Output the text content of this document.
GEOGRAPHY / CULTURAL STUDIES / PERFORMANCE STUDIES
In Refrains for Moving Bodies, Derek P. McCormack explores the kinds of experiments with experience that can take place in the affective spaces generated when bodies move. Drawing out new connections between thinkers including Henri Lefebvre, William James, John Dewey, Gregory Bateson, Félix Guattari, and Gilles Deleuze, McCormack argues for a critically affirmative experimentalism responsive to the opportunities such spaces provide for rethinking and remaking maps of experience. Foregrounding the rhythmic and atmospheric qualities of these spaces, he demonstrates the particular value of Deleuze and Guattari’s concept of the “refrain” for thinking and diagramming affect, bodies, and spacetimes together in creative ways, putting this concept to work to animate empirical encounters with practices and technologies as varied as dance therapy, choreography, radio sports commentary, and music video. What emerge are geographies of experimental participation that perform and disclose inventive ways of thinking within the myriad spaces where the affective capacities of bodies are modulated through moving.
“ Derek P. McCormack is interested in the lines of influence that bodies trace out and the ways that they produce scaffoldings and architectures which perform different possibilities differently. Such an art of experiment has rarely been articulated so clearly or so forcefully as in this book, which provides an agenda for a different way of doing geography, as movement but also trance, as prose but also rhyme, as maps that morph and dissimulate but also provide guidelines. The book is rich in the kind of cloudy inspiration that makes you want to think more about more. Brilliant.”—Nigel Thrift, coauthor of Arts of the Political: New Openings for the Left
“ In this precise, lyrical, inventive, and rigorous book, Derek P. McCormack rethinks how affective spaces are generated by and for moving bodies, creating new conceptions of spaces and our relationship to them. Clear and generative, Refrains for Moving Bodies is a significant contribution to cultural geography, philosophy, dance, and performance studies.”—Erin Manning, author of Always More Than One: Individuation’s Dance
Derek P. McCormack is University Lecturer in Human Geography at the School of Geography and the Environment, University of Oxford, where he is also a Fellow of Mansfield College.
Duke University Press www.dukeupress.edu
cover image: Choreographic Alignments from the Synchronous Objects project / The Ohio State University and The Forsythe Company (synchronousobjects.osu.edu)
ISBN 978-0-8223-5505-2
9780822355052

^^^^

[Work to do] Exactly reproduce all of the entries.

[Response to the task]
Output the text content of this document.
GEOGRAPHY / CULTURAL STUDIES / PERFORMANCE STUDIES
In Refrains for Moving Bodies, Derek P. McCormack explores the kinds of experiments with experience that can take place in the affective spaces generated when bodies move. Drawing out new connections between thinkers including Henri Lefebvre, William James, John Dewey, Gregory Bateson, Félix Guattari, and Gilles Deleuze, McCormack argues for a critically affirmative experimentalism responsive to the opportunities such spaces provide for rethinking and remaking maps of experience. Foregrounding the rhythmic and atmospheric qualities of these spaces, he demonstrates the particular value of Deleuze and Guattari’s concept of the “refrain” for thinking and diagramming affect, bodies, and spacetimes together in creative ways, putting this concept to work to animate empirical encounters with practices and technologies as varied as dance therapy, choreography, radio sports commentary, and music video. What emerge are geographies of experimental participation that perform and disclose inventive ways of thinking within the myriad spaces where the affective capacities of bodies are modulated through moving.
“ Derek P. McCormack is interested in the lines of influence that bodies trace out and the ways that they produce scaffoldings and architectures which perform different possibilities differently. Such an art of experiment has rarely been articulated so clearly or so forcefully as in this book, which provides an agenda for a different way of doing geography, as movement but also trance, as prose but also rhyme, as maps that morph and dissimulate but also provide guidelines. The book is rich in the kind of cloudy inspiration that makes you want to think more about more. Brilliant.”—Nigel Thrift, coauthor of Arts of the Political: New Openings for the Left
“ In this precise, lyrical, inventive, and rigorous book, Derek P. McCormack rethinks how affective spaces are generated by and for moving bodies, creating new conceptions of spaces and our relationship to them. Clear and generative, Refrains for Moving Bodies is a significant contribution to cultural geography, philosophy, dance, and performance studies.”—Erin Manning, author of Always More Than One: Individuation’s Dance
Derek P. McCormack is University Lecturer in Human Geography at the School of Geography and the Environment, University of Oxford, where he is also a Fellow of Mansfield College.
Duke University Press www.dukeupress.edu
cover image: Choreographic Alignments from the Synchronous Objects project / The Ohio State University and The Forsythe Company (synchronousobjects.osu.edu)
ISBN 978-0-8223-5505-2
9780822355052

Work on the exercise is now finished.